• _Given task_
Out of all the lines below, count those with the word "JSON". Give the number only.

• _Task material_
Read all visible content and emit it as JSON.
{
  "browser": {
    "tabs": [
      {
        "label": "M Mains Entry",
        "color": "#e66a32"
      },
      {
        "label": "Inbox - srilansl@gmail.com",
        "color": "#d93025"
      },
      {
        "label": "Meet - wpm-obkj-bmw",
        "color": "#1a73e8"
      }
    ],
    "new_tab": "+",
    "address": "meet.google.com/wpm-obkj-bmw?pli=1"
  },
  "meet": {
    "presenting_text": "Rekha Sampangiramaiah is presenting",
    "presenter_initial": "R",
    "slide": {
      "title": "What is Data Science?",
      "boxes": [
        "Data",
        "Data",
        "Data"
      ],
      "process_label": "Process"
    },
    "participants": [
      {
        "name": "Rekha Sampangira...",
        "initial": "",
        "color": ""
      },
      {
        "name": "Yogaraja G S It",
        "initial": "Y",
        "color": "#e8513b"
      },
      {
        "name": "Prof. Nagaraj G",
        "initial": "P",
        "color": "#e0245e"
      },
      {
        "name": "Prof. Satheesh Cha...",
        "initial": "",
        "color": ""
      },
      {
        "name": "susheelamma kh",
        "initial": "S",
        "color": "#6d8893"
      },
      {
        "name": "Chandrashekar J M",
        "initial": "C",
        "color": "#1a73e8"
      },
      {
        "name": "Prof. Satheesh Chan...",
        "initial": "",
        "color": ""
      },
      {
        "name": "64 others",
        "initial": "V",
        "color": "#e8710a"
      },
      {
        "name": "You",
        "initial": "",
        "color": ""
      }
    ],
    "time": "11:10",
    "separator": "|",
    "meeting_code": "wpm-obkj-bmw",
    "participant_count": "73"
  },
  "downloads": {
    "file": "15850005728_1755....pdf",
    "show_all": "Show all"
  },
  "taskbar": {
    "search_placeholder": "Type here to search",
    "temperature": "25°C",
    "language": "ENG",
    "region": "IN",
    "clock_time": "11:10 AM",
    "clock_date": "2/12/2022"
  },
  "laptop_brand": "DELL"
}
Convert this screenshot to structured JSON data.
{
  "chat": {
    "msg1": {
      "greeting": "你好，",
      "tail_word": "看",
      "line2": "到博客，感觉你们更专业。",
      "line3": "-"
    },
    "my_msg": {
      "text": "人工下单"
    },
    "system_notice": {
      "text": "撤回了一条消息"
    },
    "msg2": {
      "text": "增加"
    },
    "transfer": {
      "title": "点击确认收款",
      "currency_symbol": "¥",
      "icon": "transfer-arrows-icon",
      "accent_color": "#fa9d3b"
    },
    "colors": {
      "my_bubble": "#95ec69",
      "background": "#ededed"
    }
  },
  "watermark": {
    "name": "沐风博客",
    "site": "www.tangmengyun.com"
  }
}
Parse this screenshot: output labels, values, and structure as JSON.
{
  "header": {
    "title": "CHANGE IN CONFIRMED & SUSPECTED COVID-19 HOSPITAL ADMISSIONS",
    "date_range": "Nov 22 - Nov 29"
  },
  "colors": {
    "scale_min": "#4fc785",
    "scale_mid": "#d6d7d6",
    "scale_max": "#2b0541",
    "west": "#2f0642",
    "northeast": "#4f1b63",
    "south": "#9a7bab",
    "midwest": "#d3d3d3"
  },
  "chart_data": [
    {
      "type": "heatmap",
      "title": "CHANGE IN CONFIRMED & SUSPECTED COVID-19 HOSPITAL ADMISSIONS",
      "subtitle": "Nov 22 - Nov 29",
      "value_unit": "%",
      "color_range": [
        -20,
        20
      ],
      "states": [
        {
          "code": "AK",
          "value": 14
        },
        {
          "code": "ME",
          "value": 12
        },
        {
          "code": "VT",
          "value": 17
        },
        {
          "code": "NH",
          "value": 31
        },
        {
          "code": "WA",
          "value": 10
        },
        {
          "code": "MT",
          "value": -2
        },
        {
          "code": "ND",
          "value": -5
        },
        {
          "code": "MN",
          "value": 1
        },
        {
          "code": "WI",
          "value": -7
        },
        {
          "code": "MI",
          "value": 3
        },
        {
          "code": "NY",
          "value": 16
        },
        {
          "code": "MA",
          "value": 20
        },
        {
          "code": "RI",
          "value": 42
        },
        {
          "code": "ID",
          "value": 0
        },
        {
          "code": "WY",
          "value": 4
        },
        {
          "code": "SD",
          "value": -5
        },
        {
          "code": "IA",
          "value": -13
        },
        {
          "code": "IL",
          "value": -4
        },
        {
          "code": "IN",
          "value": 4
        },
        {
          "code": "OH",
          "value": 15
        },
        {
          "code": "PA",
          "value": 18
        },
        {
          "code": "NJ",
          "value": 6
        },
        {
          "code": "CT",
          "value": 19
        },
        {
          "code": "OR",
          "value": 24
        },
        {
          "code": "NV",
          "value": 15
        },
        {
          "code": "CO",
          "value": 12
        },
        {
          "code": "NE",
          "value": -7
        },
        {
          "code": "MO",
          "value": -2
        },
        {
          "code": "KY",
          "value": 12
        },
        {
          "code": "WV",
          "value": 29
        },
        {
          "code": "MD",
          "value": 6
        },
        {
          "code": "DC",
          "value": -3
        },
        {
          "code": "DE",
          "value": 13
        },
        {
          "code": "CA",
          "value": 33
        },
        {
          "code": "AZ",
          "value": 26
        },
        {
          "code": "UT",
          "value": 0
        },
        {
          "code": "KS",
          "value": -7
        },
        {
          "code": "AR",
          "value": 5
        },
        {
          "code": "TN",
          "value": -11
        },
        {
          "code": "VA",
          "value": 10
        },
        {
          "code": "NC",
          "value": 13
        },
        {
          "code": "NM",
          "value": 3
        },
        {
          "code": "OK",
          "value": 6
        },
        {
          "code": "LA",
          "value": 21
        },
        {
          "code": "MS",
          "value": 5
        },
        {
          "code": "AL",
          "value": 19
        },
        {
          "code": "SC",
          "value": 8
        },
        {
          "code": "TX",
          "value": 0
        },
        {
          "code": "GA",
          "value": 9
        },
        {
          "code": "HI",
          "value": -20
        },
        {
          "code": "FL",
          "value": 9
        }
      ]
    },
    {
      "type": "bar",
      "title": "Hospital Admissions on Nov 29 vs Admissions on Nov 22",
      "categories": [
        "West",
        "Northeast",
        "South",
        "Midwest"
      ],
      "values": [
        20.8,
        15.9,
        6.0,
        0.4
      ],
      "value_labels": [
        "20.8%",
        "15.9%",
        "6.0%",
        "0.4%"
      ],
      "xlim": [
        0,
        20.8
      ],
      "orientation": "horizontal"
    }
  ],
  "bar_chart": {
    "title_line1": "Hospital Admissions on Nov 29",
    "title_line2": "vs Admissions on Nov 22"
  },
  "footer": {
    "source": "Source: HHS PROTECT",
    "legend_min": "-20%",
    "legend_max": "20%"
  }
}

• _Output below_
3